→ THE TASK
Can you copy the lines below word for word, starting at the line that contains "macd-histogram-bar <box>1215 1315" and stopping after the line that contains "macd-histogram-bar <box>1258 1315"?

→ PROVIDED INFORMATION
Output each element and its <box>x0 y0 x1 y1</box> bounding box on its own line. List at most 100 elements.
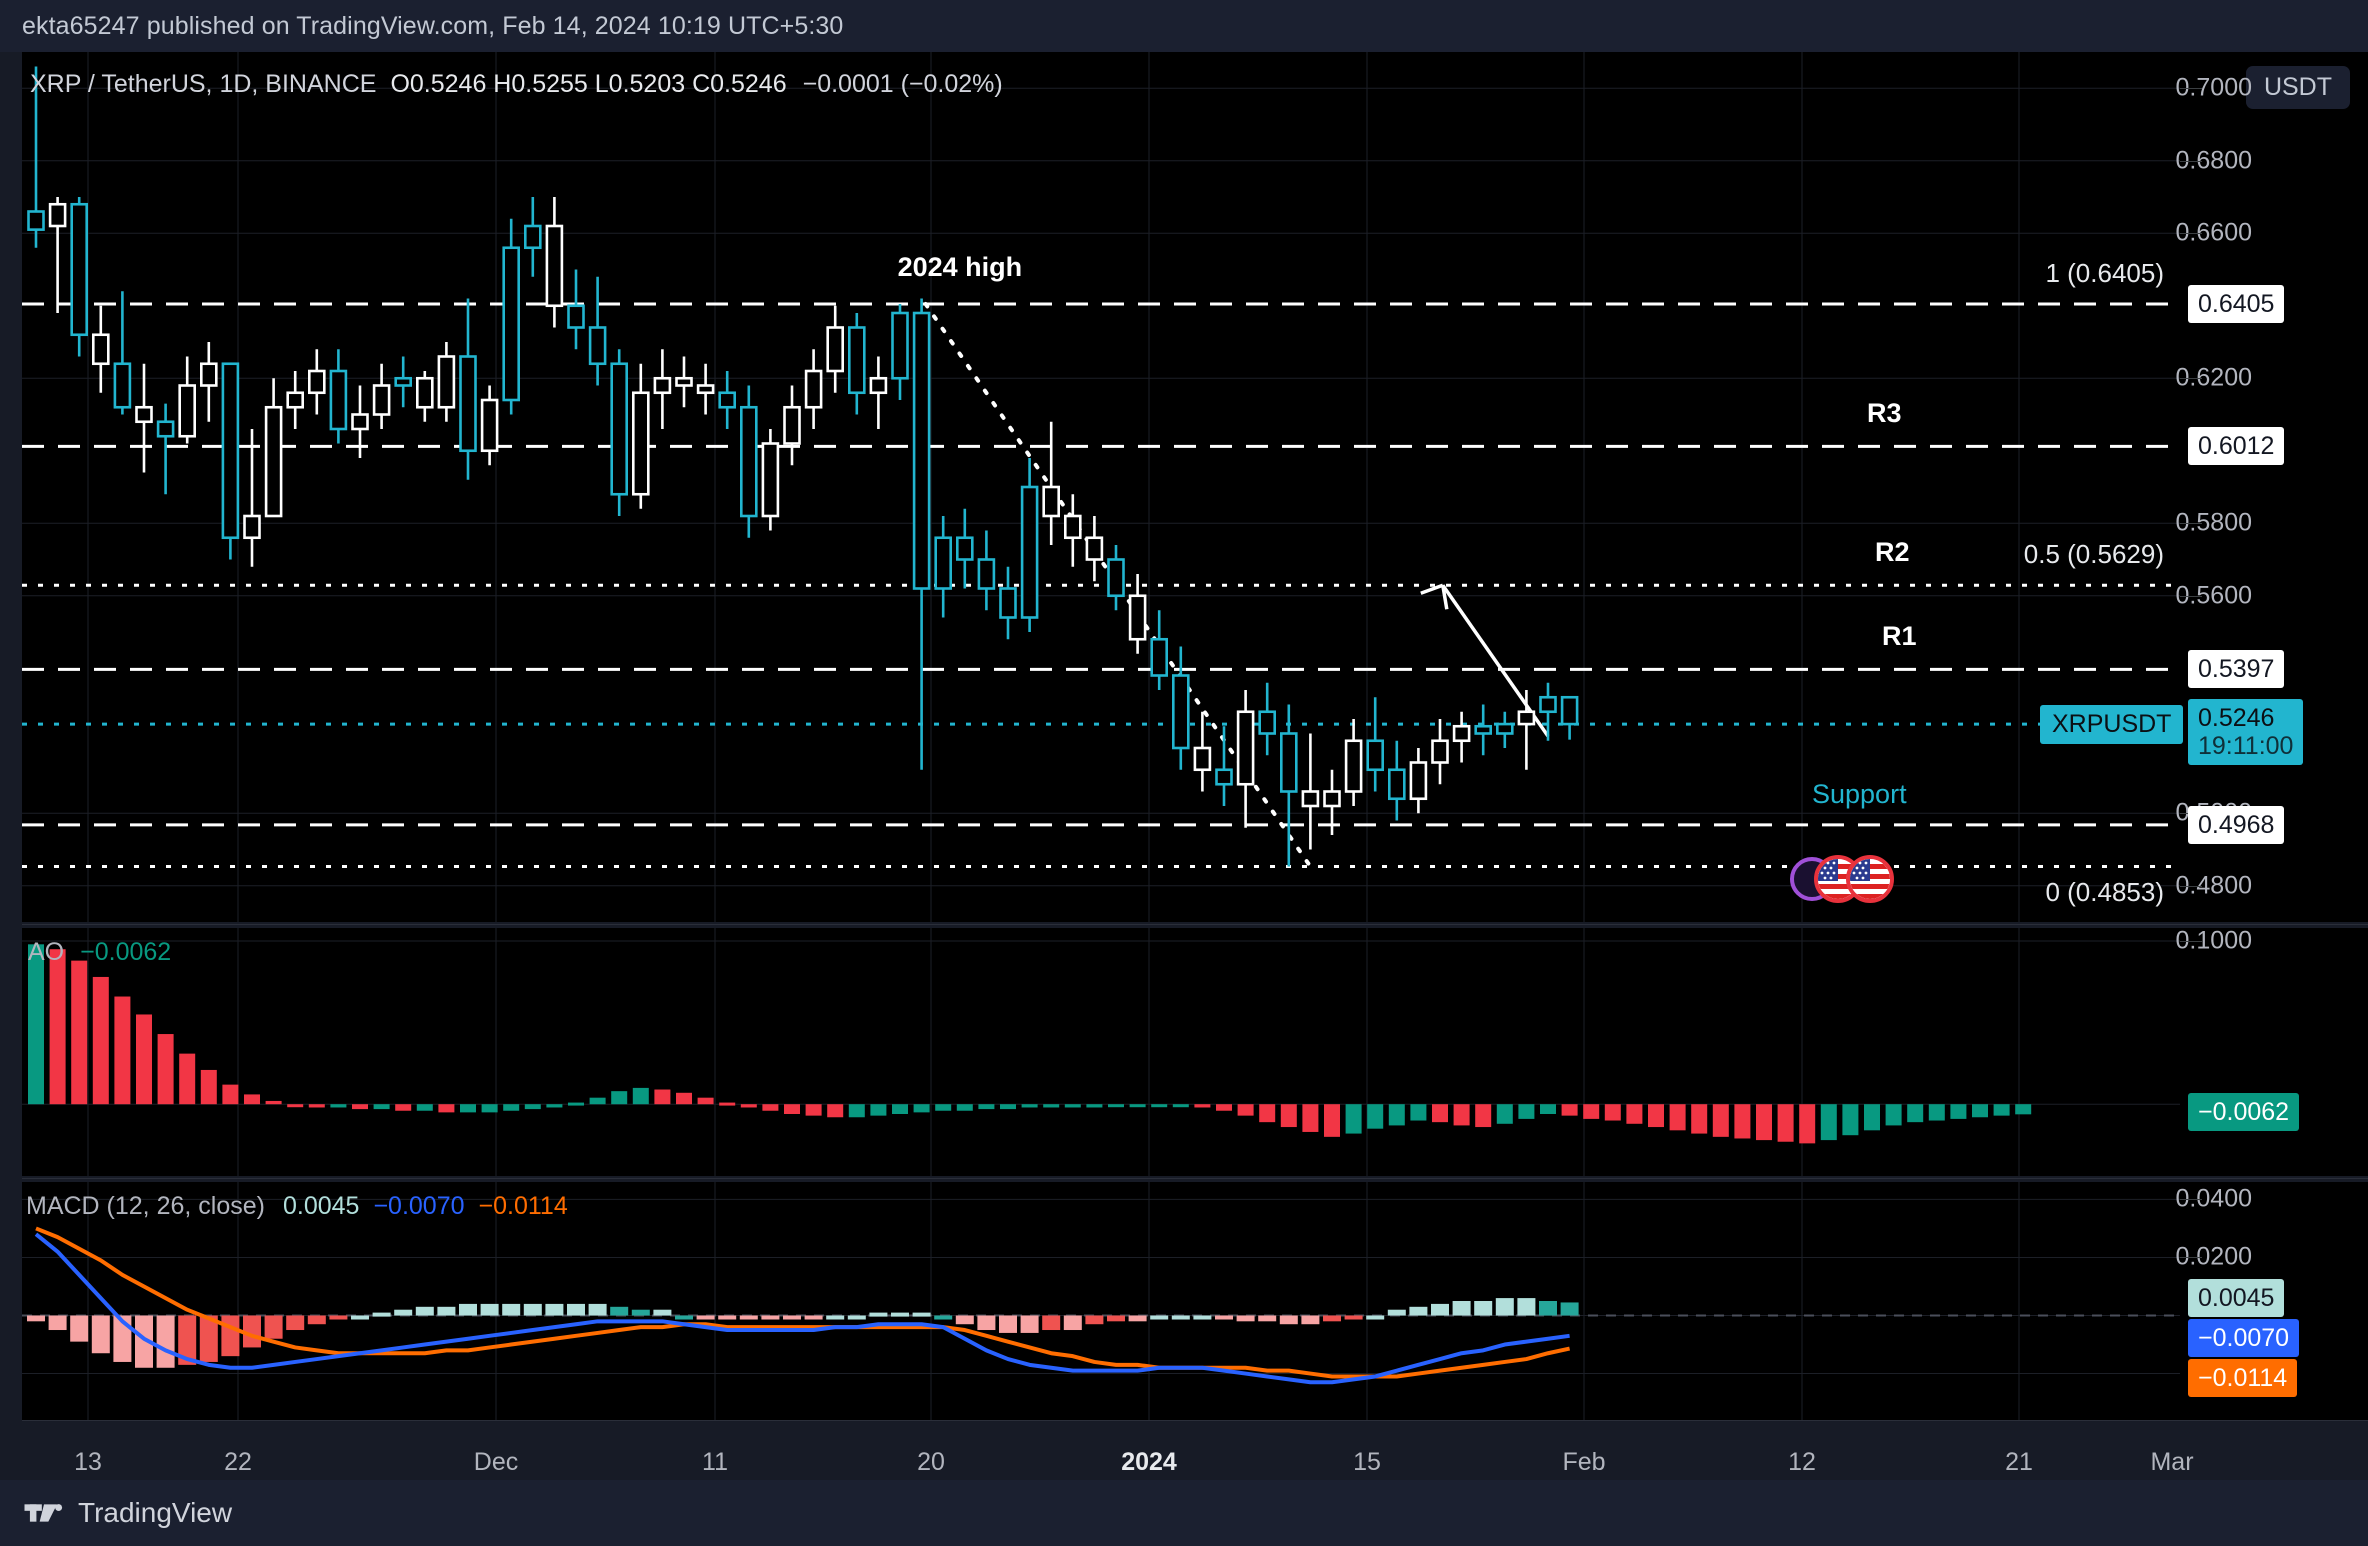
macd-histogram-bar <box>1215 1315 1233 1320</box>
ao-pane[interactable] <box>22 928 2180 1176</box>
ao-bar <box>179 1053 196 1105</box>
macd-histogram-bar <box>675 1315 693 1320</box>
time-label-2024: 2024 <box>1121 1448 1177 1476</box>
macd-histogram-bar <box>1020 1315 1039 1333</box>
price-badge-0.5397[interactable]: 0.5397 <box>2188 650 2285 689</box>
macd-histogram-bar <box>783 1315 801 1320</box>
macd-histogram-bar <box>869 1312 888 1317</box>
macd-histogram-bar <box>502 1303 521 1316</box>
macd-histogram-bar <box>1279 1315 1298 1325</box>
ao-bar <box>1691 1104 1708 1134</box>
macd-histogram-bar <box>1258 1315 1277 1322</box>
candle-body <box>200 362 218 387</box>
macd-histogram-bar <box>523 1303 542 1316</box>
candle-body <box>1215 768 1233 786</box>
candle-body <box>567 304 585 329</box>
candle-body <box>178 384 196 438</box>
macd-histogram-bar <box>1301 1315 1320 1325</box>
price-badge-0.6405[interactable]: 0.6405 <box>2188 284 2285 323</box>
ao-bar <box>1453 1104 1470 1126</box>
ao-bar <box>416 1104 433 1111</box>
price-badge-0.4968[interactable]: 0.4968 <box>2188 805 2285 844</box>
macd-badge-2[interactable]: −0.0114 <box>2188 1359 2298 1398</box>
ao-bar <box>1648 1104 1664 1128</box>
pane-divider-1 <box>22 924 2368 925</box>
ao-bar <box>913 1104 930 1113</box>
price-tick-0.6600: 0.6600 <box>2175 218 2252 247</box>
candle-body <box>1301 790 1320 808</box>
price-chart-canvas <box>22 52 2180 922</box>
macd-line <box>34 1232 1570 1385</box>
macd-histogram-bar <box>610 1306 629 1316</box>
ao-bar <box>1259 1104 1276 1123</box>
tradingview-logo[interactable]: TradingView <box>24 1497 232 1529</box>
candle-body <box>955 536 974 561</box>
candle-body <box>696 384 715 395</box>
candle-body <box>1085 536 1104 561</box>
ao-bar <box>1669 1104 1686 1131</box>
candle-body <box>1042 485 1061 518</box>
ao-bar <box>352 1104 368 1110</box>
last-price-badge[interactable]: 0.5246 19:11:00 <box>2188 699 2304 766</box>
ao-bar <box>719 1102 736 1106</box>
macd-histogram-bar <box>1236 1315 1255 1322</box>
macd-histogram-bar <box>372 1312 391 1317</box>
price-tick-0.7000-mark <box>2180 88 2202 90</box>
candle-body <box>1431 739 1449 764</box>
ao-bar <box>827 1104 844 1118</box>
macd-histogram-bar <box>653 1309 672 1316</box>
ao-bar <box>28 944 44 1105</box>
symbol-price-chip[interactable]: XRPUSDT <box>2040 705 2184 745</box>
macd-badge-1[interactable]: −0.0070 <box>2188 1319 2300 1358</box>
ao-bar <box>848 1104 865 1118</box>
ao-bar <box>1043 1104 1060 1108</box>
macd-pane[interactable] <box>22 1182 2180 1420</box>
ao-bar <box>1972 1104 1988 1118</box>
macd-histogram-bar <box>394 1309 413 1316</box>
price-axis-unit[interactable]: USDT <box>2245 66 2350 109</box>
macd-signal-line <box>35 1226 1571 1379</box>
macd-histogram-bar <box>588 1303 607 1316</box>
ao-bar <box>92 976 109 1105</box>
ao-bar <box>308 1104 325 1108</box>
candle-body <box>1366 739 1384 772</box>
bull-arrow-head <box>1420 583 1449 610</box>
candle-body <box>891 311 909 380</box>
macd-histogram-bar <box>934 1315 953 1320</box>
macd-badge-0[interactable]: 0.0045 <box>2188 1279 2285 1318</box>
macd-histogram-bar <box>48 1315 67 1331</box>
candle-body <box>783 405 801 445</box>
ao-bar <box>546 1104 563 1108</box>
candle-body <box>394 376 413 387</box>
ao-bar <box>805 1104 822 1116</box>
candle-body <box>459 355 477 453</box>
price-tick-0.5600: 0.5600 <box>2175 581 2252 610</box>
ao-bar <box>978 1104 995 1110</box>
ao-bar <box>136 1014 152 1105</box>
macd-axis[interactable]: 0.0400 0.0200 0.0045 −0.0070 −0.0114 <box>2176 1182 2368 1420</box>
candle-body <box>1323 790 1341 808</box>
ao-bar <box>524 1104 541 1110</box>
candle-body <box>1496 722 1514 735</box>
economic-event-icon-us-2[interactable] <box>1846 855 1894 904</box>
ao-bar <box>589 1097 606 1105</box>
price-pane[interactable] <box>22 52 2180 922</box>
candle-body <box>1409 761 1428 801</box>
macd-histogram-bar <box>156 1315 175 1368</box>
ao-value-badge[interactable]: −0.0062 <box>2188 1093 2300 1132</box>
ao-bar <box>1561 1104 1578 1116</box>
ao-bar <box>287 1104 304 1108</box>
price-axis[interactable]: USDT 0.7000 0.6800 0.6600 0.6200 0.5800 0.560… <box>2040 52 2368 922</box>
ao-axis[interactable]: 0.1000 −0.0062 <box>2176 927 2368 1176</box>
time-label-11: 11 <box>702 1448 728 1476</box>
ao-bar <box>654 1089 671 1105</box>
macd-tick-0.0400-mark <box>2180 1199 2202 1201</box>
ao-bar <box>1950 1104 1967 1119</box>
macd-histogram-bar <box>459 1303 477 1316</box>
candle-body <box>135 405 153 424</box>
price-badge-0.6012[interactable]: 0.6012 <box>2188 427 2285 466</box>
candle-body <box>934 536 953 590</box>
macd-histogram-bar <box>977 1315 996 1331</box>
ao-bar <box>1064 1104 1081 1108</box>
ao-bar <box>1712 1104 1729 1137</box>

→ SOLUTION TO THE PROBLEM
macd-histogram-bar <box>1215 1315 1233 1320</box>
ao-pane[interactable] <box>22 928 2180 1176</box>
ao-bar <box>179 1053 196 1105</box>
macd-histogram-bar <box>675 1315 693 1320</box>
time-label-2024: 2024 <box>1121 1448 1177 1476</box>
macd-histogram-bar <box>1020 1315 1039 1333</box>
price-badge-0.5397[interactable]: 0.5397 <box>2188 650 2285 689</box>
macd-histogram-bar <box>783 1315 801 1320</box>
macd-histogram-bar <box>869 1312 888 1317</box>
macd-histogram-bar <box>502 1303 521 1316</box>
macd-histogram-bar <box>1279 1315 1298 1325</box>
ao-bar <box>1691 1104 1708 1134</box>
macd-histogram-bar <box>1258 1315 1277 1322</box>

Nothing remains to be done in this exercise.